PROBLEM DESCRIPTION ▸ Copy whichever lines contain the string "ZEALAND".

GIVEN DATA ▸
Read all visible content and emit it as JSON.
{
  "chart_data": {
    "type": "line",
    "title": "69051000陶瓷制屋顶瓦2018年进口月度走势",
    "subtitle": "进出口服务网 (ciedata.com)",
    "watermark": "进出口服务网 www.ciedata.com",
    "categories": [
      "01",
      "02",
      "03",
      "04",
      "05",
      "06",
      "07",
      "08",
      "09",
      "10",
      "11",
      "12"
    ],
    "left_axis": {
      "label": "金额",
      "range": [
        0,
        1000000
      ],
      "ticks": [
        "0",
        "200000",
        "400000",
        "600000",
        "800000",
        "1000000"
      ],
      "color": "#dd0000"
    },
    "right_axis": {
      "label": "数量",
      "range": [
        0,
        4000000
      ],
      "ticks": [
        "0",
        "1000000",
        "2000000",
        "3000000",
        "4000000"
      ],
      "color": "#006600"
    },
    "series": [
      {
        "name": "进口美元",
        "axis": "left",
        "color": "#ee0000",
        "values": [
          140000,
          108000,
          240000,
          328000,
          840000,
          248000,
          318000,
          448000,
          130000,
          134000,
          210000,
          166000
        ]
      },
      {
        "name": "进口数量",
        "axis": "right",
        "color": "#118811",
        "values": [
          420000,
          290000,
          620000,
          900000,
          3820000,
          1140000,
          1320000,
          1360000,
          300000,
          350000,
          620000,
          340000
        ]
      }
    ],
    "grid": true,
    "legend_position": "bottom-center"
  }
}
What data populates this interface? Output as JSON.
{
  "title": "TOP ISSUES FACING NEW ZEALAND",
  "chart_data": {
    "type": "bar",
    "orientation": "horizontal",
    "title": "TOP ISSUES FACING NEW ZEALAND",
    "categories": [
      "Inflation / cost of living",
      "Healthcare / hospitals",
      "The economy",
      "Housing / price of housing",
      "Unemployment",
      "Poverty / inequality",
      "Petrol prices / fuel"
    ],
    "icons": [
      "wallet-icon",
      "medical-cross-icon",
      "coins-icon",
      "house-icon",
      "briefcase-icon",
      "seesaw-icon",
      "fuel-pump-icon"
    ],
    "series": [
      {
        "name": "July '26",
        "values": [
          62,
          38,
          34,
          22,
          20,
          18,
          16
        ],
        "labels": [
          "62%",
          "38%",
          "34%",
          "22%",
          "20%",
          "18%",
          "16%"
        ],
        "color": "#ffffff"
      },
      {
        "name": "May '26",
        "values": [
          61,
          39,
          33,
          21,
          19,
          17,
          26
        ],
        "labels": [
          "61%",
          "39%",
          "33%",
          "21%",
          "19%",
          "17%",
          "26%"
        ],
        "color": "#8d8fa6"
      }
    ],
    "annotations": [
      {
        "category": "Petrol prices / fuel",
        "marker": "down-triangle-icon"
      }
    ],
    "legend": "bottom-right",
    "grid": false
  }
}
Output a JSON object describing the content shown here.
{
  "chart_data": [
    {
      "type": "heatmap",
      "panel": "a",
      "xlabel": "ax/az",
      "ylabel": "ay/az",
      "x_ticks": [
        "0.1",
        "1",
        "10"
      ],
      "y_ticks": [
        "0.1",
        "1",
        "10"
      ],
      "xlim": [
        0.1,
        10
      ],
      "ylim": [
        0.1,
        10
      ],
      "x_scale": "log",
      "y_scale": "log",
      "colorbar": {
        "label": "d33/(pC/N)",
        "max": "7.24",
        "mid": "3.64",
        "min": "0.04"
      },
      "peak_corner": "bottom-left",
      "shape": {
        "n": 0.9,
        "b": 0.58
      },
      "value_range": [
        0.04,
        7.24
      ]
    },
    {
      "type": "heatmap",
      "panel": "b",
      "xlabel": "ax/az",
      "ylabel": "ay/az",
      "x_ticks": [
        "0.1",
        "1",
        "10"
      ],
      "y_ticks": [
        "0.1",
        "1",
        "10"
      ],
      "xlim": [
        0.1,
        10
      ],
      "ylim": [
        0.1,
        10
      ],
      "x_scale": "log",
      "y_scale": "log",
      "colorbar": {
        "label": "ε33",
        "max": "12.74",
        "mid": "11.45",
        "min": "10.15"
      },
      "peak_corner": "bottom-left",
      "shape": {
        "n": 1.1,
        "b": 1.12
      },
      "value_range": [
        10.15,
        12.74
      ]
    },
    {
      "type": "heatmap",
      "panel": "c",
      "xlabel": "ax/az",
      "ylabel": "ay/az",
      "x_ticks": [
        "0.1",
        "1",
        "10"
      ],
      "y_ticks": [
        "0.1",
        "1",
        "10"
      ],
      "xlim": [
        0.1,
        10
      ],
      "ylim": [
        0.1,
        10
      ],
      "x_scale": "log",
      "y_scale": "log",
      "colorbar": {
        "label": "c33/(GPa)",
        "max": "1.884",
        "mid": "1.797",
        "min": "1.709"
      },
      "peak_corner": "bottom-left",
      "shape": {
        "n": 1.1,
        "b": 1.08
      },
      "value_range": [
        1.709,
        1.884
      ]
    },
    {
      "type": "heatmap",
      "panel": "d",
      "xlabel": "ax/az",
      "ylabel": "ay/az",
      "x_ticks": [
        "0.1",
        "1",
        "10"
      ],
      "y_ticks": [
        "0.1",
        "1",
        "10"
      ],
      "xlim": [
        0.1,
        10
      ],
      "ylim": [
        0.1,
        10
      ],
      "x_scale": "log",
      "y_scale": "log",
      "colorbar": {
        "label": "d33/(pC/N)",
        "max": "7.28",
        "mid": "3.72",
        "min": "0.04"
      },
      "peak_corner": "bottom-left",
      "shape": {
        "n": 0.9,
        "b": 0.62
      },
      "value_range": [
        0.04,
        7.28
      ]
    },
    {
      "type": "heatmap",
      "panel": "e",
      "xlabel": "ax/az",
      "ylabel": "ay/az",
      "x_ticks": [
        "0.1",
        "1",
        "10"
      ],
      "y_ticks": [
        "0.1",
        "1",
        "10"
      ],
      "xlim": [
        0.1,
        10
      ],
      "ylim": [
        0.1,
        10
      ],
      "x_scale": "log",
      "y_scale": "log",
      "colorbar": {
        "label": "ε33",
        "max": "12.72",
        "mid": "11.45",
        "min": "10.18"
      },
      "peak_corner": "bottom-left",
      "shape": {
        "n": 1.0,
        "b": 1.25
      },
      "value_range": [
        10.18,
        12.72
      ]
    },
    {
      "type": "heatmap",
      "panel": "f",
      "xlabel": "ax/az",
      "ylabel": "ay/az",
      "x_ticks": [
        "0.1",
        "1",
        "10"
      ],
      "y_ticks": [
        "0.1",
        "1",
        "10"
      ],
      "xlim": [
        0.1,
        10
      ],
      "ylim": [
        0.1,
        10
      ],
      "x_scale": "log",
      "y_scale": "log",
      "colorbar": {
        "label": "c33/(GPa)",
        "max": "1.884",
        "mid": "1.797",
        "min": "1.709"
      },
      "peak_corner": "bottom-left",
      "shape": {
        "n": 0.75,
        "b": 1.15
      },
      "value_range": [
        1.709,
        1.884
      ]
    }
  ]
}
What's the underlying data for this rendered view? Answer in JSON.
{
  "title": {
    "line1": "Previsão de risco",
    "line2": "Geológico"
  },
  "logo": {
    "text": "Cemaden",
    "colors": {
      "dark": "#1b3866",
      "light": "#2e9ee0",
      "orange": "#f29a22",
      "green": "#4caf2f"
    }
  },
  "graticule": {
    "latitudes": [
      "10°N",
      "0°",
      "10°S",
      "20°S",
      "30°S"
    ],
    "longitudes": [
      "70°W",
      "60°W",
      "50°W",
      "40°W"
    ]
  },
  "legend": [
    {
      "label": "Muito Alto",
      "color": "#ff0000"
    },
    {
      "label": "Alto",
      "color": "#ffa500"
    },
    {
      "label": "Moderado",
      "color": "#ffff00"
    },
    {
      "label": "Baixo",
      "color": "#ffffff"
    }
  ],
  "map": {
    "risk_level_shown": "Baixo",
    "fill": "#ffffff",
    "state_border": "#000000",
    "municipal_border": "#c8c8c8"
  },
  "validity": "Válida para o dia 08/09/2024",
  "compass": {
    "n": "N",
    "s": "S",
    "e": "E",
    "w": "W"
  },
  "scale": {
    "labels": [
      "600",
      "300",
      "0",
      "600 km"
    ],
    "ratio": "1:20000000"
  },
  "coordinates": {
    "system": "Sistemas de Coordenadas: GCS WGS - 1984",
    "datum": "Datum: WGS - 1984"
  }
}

CORRECT RESPONSE ▸
  "title": "TOP ISSUES FACING NEW ZEALAND",
    "title": "TOP ISSUES FACING NEW ZEALAND",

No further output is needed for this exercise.